Bagi Anastasia Melati (47), penari klasik Jawa asal Wonogiri yang menetap di Yogyakarta, radio ibarat pengiring tari atau joget keriangan, sekalipun dalam situasi berkebalikan.
”Di Yogyakarta sampai Solo, saya sering dengar lagu-lagu di radio berbahasa Jawa yang mengisahkan kesedihan, tetapi dinyanyikan jadi kelucuan. Kesedihan dipahami bersama, tetapi di radio itu lalu dijogeti dengan keriangan bersama,” ujar Melati, Jumat (16/8/2019), di Taipei, Taiwan.
Pengalaman itu didapat Melati ketika sering menyimak radio di mobil selama perjalanan dari Yogyakarta ke Wonogiri dan sebaliknya. Genre lagu-lagunya campur sari atau dangdut ”koplo” berbahasa lokal. Lirik lagunya banyak bercerita tentang kepedihan dikhianati pasangan, atau justru kewalahan karena berpasangan lebih dari satu orang. Sengsara yang diciptakan sendiri, dibuat lucu sendiri juga.

[Bagian dari berkas data]
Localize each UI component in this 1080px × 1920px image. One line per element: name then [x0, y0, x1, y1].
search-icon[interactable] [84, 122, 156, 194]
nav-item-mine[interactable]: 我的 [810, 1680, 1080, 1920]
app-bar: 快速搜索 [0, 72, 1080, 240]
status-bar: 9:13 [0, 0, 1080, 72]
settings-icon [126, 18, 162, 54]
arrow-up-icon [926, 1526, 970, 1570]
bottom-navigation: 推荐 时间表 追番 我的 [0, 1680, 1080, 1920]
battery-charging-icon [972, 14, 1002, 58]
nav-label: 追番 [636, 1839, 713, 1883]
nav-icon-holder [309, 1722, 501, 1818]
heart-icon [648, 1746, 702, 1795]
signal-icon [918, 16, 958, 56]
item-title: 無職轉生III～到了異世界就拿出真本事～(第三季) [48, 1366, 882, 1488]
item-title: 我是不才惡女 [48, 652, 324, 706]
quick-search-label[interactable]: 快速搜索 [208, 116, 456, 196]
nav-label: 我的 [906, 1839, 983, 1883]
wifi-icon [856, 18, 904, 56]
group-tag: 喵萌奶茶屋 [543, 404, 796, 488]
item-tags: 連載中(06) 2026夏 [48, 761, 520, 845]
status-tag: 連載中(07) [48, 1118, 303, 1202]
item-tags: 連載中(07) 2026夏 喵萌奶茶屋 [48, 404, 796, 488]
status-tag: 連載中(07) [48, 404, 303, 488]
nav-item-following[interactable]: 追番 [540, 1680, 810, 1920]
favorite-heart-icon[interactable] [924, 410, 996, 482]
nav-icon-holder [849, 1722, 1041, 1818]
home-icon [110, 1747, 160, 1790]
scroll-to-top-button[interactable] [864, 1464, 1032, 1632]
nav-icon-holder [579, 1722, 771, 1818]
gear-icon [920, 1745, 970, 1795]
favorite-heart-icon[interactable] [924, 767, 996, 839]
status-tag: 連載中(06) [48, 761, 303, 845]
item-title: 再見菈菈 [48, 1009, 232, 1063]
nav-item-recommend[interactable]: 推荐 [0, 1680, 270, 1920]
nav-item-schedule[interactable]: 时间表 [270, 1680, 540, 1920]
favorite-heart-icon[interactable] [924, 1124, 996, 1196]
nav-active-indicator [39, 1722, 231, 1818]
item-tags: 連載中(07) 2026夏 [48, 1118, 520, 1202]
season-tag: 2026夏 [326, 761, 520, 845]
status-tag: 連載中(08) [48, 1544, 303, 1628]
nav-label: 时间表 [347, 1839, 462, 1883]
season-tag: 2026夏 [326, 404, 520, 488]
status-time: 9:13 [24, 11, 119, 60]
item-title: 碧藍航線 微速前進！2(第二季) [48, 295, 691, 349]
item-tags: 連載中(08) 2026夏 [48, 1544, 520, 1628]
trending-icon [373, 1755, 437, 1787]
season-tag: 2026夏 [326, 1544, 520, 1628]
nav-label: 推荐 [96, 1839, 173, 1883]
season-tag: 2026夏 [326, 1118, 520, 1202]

◆ Soal Latihan A
Kembalikan bagian kutipan tentang radio dan lagu berbahasa Jawa mulai dari "Pengalaman itu didapat" sampai dengan "lucu sendiri juga.", keduanya termasuk.
◆ Soal Latihan B
Tulis ulang baris-baris data dari awal data hingga baris yang memuat "settings-icon [126, 18, 162, 54]", keduanya termasuk, dengan mengganti "app-bar" menjadi "toolbar" tanpa mengubah bagian lain. Tuliskan hanya baris-baris tersebut.

◆ Pembahasan Soal A
Pengalaman itu didapat Melati ketika sering menyimak radio di mobil selama perjalanan dari Yogyakarta ke Wonogiri dan sebaliknya. Genre lagu-lagunya campur sari atau dangdut ”koplo” berbahasa lokal. Lirik lagunya banyak bercerita tentang kepedihan dikhianati pasangan, atau justru kewalahan karena berpasangan lebih dari satu orang. Sengsara yang diciptakan sendiri, dibuat lucu sendiri juga.

◆ Pembahasan Soal B
Localize each UI component in this 1080px × 1920px image. One line per element: name then [x0, y0, x1, y1].
search-icon[interactable] [84, 122, 156, 194]
nav-item-mine[interactable]: 我的 [810, 1680, 1080, 1920]
toolbar: 快速搜索 [0, 72, 1080, 240]
status-bar: 9:13 [0, 0, 1080, 72]
settings-icon [126, 18, 162, 54]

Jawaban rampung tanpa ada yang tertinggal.